Objective: Turn the entries below into a numbered list, running from the first line up to and including the line that contains "html-text:quantum ef: quantum". Leave out any blank lines.

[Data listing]
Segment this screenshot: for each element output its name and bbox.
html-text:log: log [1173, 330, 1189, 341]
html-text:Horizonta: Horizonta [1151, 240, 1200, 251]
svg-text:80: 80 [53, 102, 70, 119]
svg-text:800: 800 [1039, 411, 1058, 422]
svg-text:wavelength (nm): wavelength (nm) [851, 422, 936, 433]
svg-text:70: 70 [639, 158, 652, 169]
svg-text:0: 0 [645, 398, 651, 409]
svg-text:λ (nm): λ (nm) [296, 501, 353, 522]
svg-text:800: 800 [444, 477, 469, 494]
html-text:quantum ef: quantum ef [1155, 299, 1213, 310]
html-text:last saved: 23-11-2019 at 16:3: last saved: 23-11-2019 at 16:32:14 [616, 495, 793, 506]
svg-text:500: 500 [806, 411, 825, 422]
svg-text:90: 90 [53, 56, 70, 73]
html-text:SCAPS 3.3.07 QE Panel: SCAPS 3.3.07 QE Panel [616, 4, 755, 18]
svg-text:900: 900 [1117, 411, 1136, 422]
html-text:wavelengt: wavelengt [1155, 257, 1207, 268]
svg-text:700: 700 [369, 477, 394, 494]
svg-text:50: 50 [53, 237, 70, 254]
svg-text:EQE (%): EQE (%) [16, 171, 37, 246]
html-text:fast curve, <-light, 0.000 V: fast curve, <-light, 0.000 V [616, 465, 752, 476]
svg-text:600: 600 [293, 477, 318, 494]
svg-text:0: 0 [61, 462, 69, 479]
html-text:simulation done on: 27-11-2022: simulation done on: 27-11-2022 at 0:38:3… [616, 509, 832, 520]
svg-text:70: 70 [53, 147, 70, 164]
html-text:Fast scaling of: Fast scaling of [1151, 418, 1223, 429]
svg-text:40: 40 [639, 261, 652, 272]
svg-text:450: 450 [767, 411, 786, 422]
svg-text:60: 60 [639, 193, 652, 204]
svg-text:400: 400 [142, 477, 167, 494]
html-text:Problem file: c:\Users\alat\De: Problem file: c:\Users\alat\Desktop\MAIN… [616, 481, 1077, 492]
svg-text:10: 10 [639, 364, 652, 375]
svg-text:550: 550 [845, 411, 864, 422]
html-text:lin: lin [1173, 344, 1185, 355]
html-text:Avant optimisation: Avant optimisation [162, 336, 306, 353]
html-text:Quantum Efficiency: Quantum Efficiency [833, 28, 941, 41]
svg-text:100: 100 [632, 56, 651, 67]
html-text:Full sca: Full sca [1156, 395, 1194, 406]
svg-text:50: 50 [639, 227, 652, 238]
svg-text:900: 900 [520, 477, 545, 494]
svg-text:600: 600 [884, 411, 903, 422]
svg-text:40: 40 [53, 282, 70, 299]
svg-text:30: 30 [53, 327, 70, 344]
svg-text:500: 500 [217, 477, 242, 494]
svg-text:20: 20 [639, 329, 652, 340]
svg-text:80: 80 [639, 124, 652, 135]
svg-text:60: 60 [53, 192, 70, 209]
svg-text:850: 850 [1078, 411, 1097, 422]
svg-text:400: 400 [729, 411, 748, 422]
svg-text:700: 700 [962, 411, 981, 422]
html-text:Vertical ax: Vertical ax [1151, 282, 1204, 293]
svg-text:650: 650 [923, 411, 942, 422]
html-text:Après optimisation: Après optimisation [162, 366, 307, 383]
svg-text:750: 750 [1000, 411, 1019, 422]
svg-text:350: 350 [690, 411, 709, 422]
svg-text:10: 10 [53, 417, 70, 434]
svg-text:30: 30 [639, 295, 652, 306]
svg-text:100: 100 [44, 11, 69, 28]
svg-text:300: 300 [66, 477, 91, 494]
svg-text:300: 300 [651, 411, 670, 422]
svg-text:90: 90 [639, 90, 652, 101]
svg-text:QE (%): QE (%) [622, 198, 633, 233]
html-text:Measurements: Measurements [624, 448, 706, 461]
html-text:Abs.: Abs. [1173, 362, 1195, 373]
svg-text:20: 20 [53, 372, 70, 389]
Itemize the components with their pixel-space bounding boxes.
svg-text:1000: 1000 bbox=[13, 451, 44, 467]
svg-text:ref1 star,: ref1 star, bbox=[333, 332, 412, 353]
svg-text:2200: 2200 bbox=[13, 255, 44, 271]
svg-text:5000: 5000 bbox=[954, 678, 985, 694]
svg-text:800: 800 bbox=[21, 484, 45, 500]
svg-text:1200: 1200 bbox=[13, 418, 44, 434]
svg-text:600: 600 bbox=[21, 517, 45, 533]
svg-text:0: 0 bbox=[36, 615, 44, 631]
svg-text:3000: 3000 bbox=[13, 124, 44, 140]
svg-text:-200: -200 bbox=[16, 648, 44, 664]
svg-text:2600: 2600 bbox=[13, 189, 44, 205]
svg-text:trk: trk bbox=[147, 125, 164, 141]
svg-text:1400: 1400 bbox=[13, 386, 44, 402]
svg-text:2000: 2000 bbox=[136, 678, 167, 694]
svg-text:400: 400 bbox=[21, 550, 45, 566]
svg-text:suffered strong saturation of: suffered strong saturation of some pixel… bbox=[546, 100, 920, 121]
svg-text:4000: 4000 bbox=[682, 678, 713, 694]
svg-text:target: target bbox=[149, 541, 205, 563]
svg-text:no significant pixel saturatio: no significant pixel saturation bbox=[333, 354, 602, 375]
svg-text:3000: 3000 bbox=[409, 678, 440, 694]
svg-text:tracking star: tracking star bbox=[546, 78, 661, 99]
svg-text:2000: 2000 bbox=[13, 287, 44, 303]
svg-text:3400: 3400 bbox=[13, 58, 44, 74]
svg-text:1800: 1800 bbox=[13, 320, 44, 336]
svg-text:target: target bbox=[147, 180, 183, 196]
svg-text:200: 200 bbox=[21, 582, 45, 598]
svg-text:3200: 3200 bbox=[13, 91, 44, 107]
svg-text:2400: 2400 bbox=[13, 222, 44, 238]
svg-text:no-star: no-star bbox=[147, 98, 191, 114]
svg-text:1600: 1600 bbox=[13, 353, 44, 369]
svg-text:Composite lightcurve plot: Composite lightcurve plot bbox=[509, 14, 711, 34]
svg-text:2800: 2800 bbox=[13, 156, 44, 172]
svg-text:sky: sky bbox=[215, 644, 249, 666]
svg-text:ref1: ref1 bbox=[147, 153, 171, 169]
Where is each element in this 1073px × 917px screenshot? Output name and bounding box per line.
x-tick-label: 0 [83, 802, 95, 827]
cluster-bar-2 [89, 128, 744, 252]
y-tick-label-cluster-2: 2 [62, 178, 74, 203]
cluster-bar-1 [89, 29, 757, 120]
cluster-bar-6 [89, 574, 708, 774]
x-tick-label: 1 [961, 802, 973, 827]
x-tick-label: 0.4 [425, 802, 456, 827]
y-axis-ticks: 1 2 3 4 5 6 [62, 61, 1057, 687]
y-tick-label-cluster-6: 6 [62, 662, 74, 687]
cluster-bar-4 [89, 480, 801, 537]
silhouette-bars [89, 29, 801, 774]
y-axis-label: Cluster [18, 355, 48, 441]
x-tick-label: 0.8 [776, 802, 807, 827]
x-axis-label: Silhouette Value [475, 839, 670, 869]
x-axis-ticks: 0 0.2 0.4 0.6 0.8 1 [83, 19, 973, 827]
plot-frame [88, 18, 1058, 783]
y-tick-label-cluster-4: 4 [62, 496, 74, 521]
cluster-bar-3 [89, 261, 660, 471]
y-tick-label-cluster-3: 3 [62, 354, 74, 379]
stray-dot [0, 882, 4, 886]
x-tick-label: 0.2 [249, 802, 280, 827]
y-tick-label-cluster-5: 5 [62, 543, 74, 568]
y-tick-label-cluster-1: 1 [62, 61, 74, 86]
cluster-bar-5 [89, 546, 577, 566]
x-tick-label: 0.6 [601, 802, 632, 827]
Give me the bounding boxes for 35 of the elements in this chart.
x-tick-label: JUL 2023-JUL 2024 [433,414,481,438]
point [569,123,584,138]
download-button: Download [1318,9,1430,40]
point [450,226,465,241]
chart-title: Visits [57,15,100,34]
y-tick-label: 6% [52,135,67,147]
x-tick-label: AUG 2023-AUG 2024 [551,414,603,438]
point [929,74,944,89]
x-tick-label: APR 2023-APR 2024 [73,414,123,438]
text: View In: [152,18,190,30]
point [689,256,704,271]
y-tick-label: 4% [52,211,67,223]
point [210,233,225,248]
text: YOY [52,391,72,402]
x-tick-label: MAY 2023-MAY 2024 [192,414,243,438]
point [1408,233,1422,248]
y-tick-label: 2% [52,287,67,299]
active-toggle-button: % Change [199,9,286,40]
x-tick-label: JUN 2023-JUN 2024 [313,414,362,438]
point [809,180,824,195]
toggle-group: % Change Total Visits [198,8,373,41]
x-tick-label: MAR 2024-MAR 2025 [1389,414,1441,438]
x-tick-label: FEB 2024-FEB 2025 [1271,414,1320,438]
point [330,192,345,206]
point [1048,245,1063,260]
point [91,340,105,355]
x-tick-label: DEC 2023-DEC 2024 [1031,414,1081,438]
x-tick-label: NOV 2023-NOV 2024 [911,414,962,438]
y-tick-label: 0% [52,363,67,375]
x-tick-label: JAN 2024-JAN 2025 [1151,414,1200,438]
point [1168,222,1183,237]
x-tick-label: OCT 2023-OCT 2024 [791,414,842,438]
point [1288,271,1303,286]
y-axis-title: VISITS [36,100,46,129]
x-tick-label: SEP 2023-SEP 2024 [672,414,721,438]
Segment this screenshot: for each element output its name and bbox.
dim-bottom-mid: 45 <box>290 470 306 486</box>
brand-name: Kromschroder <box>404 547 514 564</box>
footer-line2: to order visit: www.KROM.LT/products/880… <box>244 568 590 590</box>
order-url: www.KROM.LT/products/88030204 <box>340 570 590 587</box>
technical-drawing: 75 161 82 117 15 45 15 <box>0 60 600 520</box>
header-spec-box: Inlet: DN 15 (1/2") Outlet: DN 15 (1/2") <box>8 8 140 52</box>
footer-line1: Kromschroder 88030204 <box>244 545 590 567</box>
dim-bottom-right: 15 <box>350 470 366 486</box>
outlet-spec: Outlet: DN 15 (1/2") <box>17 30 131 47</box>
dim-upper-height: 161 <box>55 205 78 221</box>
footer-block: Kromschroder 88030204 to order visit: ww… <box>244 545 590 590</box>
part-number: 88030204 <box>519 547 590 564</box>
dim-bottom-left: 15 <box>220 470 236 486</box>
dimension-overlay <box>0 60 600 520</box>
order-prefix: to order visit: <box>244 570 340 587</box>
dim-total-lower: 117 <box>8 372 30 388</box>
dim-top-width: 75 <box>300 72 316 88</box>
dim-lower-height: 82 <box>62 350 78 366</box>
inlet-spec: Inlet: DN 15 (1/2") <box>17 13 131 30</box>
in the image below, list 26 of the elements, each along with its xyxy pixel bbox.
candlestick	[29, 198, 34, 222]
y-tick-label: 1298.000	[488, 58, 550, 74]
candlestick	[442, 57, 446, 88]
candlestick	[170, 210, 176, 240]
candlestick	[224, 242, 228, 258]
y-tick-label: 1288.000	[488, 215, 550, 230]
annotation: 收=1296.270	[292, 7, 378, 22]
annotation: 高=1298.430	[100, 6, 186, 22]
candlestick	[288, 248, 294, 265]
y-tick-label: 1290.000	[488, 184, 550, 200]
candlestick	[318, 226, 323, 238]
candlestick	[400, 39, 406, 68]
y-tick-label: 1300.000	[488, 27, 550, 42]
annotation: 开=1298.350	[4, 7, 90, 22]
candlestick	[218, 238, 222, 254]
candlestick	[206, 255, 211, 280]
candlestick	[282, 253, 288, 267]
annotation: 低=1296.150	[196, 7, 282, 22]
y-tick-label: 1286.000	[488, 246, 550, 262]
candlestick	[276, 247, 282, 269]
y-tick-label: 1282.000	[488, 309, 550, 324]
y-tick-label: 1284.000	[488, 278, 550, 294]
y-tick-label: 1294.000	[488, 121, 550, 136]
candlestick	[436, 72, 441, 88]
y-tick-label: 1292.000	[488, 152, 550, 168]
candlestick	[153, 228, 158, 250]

Output:
1. Segment this screenshot: for each element output its name and bbox.
2. html-text:log: log [1173, 330, 1189, 341]
3. html-text:Horizonta: Horizonta [1151, 240, 1200, 251]
4. svg-text:80: 80 [53, 102, 70, 119]
5. svg-text:800: 800 [1039, 411, 1058, 422]
6. svg-text:wavelength (nm): wavelength (nm) [851, 422, 936, 433]
7. svg-text:70: 70 [639, 158, 652, 169]
8. svg-text:0: 0 [645, 398, 651, 409]
9. svg-text:λ (nm): λ (nm) [296, 501, 353, 522]
10. svg-text:800: 800 [444, 477, 469, 494]
11. html-text:quantum ef: quantum ef [1155, 299, 1213, 310]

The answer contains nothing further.